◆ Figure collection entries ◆
--

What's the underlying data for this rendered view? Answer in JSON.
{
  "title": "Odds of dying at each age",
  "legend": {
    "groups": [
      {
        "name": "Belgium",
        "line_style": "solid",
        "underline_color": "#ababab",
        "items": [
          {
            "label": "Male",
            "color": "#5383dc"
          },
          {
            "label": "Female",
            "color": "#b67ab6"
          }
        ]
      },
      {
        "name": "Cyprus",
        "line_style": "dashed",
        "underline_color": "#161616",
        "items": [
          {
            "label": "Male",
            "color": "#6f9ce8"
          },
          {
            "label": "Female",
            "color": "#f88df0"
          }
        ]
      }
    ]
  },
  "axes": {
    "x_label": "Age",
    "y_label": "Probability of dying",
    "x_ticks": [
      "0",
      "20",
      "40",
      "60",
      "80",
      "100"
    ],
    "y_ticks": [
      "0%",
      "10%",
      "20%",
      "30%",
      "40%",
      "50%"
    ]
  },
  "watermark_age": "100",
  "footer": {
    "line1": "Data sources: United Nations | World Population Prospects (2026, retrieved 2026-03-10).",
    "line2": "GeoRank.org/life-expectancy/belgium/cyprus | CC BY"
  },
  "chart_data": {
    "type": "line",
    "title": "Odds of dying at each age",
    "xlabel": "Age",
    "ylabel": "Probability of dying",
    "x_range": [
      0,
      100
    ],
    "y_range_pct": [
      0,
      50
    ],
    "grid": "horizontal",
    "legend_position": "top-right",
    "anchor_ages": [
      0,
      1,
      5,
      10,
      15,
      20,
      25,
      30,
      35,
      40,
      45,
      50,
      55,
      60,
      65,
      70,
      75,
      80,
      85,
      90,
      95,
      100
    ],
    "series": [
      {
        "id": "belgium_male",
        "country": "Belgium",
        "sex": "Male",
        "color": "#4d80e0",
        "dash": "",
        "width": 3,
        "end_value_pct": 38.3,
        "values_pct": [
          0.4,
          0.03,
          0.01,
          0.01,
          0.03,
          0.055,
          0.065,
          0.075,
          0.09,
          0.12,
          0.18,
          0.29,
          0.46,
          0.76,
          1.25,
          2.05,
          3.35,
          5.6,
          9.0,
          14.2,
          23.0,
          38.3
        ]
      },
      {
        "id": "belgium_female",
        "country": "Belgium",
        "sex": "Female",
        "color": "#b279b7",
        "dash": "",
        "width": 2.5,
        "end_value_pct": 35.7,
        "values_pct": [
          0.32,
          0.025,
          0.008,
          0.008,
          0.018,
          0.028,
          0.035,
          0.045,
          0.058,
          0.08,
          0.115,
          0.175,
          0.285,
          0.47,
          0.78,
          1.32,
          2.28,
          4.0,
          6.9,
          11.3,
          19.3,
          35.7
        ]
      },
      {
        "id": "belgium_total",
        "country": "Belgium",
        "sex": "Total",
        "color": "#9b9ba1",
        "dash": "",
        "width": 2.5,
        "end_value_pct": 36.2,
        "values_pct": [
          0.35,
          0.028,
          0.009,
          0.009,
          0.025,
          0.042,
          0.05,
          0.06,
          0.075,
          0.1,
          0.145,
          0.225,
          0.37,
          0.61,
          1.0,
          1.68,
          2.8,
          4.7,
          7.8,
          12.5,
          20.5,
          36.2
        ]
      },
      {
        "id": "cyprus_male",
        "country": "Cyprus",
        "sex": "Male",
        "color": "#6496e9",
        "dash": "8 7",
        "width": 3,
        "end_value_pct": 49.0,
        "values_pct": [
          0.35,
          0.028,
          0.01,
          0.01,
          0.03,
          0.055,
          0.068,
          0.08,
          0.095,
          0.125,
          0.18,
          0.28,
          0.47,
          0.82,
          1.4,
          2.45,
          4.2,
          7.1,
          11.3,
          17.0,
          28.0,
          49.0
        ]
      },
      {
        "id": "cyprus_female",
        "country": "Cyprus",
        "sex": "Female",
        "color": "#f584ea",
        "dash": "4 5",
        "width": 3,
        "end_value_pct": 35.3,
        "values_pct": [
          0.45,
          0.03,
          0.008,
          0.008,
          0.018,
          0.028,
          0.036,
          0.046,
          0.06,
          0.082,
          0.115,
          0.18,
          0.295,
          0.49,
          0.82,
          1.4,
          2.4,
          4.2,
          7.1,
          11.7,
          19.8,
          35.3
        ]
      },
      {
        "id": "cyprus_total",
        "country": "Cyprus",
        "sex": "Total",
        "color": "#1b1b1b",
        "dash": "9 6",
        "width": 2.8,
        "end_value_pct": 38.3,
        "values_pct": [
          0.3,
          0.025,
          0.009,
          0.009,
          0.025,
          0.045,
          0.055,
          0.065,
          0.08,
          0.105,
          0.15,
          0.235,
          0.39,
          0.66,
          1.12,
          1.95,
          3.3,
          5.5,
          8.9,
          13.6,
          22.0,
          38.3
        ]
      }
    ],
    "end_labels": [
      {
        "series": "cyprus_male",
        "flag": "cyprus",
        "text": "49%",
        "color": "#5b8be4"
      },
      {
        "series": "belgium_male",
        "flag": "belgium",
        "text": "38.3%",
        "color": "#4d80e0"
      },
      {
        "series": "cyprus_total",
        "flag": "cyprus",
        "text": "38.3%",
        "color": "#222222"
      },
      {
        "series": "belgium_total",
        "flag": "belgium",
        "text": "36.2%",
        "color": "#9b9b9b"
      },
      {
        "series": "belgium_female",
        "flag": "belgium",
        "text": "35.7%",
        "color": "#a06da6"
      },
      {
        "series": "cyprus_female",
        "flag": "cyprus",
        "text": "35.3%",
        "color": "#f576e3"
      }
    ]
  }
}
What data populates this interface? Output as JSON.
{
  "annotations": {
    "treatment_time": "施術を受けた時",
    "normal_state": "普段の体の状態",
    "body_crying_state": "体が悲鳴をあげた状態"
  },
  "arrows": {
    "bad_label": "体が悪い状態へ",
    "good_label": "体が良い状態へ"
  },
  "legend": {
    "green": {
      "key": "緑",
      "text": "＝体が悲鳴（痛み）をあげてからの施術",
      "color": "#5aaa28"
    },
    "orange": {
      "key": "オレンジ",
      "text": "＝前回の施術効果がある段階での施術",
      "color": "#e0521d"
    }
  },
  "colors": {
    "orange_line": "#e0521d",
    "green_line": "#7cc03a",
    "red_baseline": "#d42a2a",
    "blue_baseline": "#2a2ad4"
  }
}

--

◆ Problem details ◆
Please copy out each record, character for character.

◆ Task response ◆
What's the underlying data for this rendered view? Answer in JSON.
{
  "title": "Odds of dying at each age",
  "legend": {
    "groups": [
      {
        "name": "Belgium",
        "line_style": "solid",
        "underline_color": "#ababab",
        "items": [
          {
            "label": "Male",
            "color": "#5383dc"
          },
          {
            "label": "Female",
            "color": "#b67ab6"
          }
        ]
      },
      {
        "name": "Cyprus",
        "line_style": "dashed",
        "underline_color": "#161616",
        "items": [
          {
            "label": "Male",
            "color": "#6f9ce8"
          },
          {
            "label": "Female",
            "color": "#f88df0"
          }
        ]
      }
    ]
  },
  "axes": {
    "x_label": "Age",
    "y_label": "Probability of dying",
    "x_ticks": [
      "0",
      "20",
      "40",
      "60",
      "80",
      "100"
    ],
    "y_ticks": [
      "0%",
      "10%",
      "20%",
      "30%",
      "40%",
      "50%"
    ]
  },
  "watermark_age": "100",
  "footer": {
    "line1": "Data sources: United Nations | World Population Prospects (2026, retrieved 2026-03-10).",
    "line2": "GeoRank.org/life-expectancy/belgium/cyprus | CC BY"
  },
  "chart_data": {
    "type": "line",
    "title": "Odds of dying at each age",
    "xlabel": "Age",
    "ylabel": "Probability of dying",
    "x_range": [
      0,
      100
    ],
    "y_range_pct": [
      0,
      50
    ],
    "grid": "horizontal",
    "legend_position": "top-right",
    "anchor_ages": [
      0,
      1,
      5,
      10,
      15,
      20,
      25,
      30,
      35,
      40,
      45,
      50,
      55,
      60,
      65,
      70,
      75,
      80,
      85,
      90,
      95,
      100
    ],
    "series": [
      {
        "id": "belgium_male",
        "country": "Belgium",
        "sex": "Male",
        "color": "#4d80e0",
        "dash": "",
        "width": 3,
        "end_value_pct": 38.3,
        "values_pct": [
          0.4,
          0.03,
          0.01,
          0.01,
          0.03,
          0.055,
          0.065,
          0.075,
          0.09,
          0.12,
          0.18,
          0.29,
          0.46,
          0.76,
          1.25,
          2.05,
          3.35,
          5.6,
          9.0,
          14.2,
          23.0,
          38.3
        ]
      },
      {
        "id": "belgium_female",
        "country": "Belgium",
        "sex": "Female",
        "color": "#b279b7",
        "dash": "",
        "width": 2.5,
        "end_value_pct": 35.7,
        "values_pct": [
          0.32,
          0.025,
          0.008,
          0.008,
          0.018,
          0.028,
          0.035,
          0.045,
          0.058,
          0.08,
          0.115,
          0.175,
          0.285,
          0.47,
          0.78,
          1.32,
          2.28,
          4.0,
          6.9,
          11.3,
          19.3,
          35.7
        ]
      },
      {
        "id": "belgium_total",
        "country": "Belgium",
        "sex": "Total",
        "color": "#9b9ba1",
        "dash": "",
        "width": 2.5,
        "end_value_pct": 36.2,
        "values_pct": [
          0.35,
          0.028,
          0.009,
          0.009,
          0.025,
          0.042,
          0.05,
          0.06,
          0.075,
          0.1,
          0.145,
          0.225,
          0.37,
          0.61,
          1.0,
          1.68,
          2.8,
          4.7,
          7.8,
          12.5,
          20.5,
          36.2
        ]
      },
      {
        "id": "cyprus_male",
        "country": "Cyprus",
        "sex": "Male",
        "color": "#6496e9",
        "dash": "8 7",
        "width": 3,
        "end_value_pct": 49.0,
        "values_pct": [
          0.35,
          0.028,
          0.01,
          0.01,
          0.03,
          0.055,
          0.068,
          0.08,
          0.095,
          0.125,
          0.18,
          0.28,
          0.47,
          0.82,
          1.4,
          2.45,
          4.2,
          7.1,
          11.3,
          17.0,
          28.0,
          49.0
        ]
      },
      {
        "id": "cyprus_female",
        "country": "Cyprus",
        "sex": "Female",
        "color": "#f584ea",
        "dash": "4 5",
        "width": 3,
        "end_value_pct": 35.3,
        "values_pct": [
          0.45,
          0.03,
          0.008,
          0.008,
          0.018,
          0.028,
          0.036,
          0.046,
          0.06,
          0.082,
          0.115,
          0.18,
          0.295,
          0.49,
          0.82,
          1.4,
          2.4,
          4.2,
          7.1,
          11.7,
          19.8,
          35.3
        ]
      },
      {
        "id": "cyprus_total",
        "country": "Cyprus",
        "sex": "Total",
        "color": "#1b1b1b",
        "dash": "9 6",
        "width": 2.8,
        "end_value_pct": 38.3,
        "values_pct": [
          0.3,
          0.025,
          0.009,
          0.009,
          0.025,
          0.045,
          0.055,
          0.065,
          0.08,
          0.105,
          0.15,
          0.235,
          0.39,
          0.66,
          1.12,
          1.95,
          3.3,
          5.5,
          8.9,
          13.6,
          22.0,
          38.3
        ]
      }
    ],
    "end_labels": [
      {
        "series": "cyprus_male",
        "flag": "cyprus",
        "text": "49%",
        "color": "#5b8be4"
      },
      {
        "series": "belgium_male",
        "flag": "belgium",
        "text": "38.3%",
        "color": "#4d80e0"
      },
      {
        "series": "cyprus_total",
        "flag": "cyprus",
        "text": "38.3%",
        "color": "#222222"
      },
      {
        "series": "belgium_total",
        "flag": "belgium",
        "text": "36.2%",
        "color": "#9b9b9b"
      },
      {
        "series": "belgium_female",
        "flag": "belgium",
        "text": "35.7%",
        "color": "#a06da6"
      },
      {
        "series": "cyprus_female",
        "flag": "cyprus",
        "text": "35.3%",
        "color": "#f576e3"
      }
    ]
  }
}
What data populates this interface? Output as JSON.
{
  "annotations": {
    "treatment_time": "施術を受けた時",
    "normal_state": "普段の体の状態",
    "body_crying_state": "体が悲鳴をあげた状態"
  },
  "arrows": {
    "bad_label": "体が悪い状態へ",
    "good_label": "体が良い状態へ"
  },
  "legend": {
    "green": {
      "key": "緑",
      "text": "＝体が悲鳴（痛み）をあげてからの施術",
      "color": "#5aaa28"
    },
    "orange": {
      "key": "オレンジ",
      "text": "＝前回の施術効果がある段階での施術",
      "color": "#e0521d"
    }
  },
  "colors": {
    "orange_line": "#e0521d",
    "green_line": "#7cc03a",
    "red_baseline": "#d42a2a",
    "blue_baseline": "#2a2ad4"
  }
}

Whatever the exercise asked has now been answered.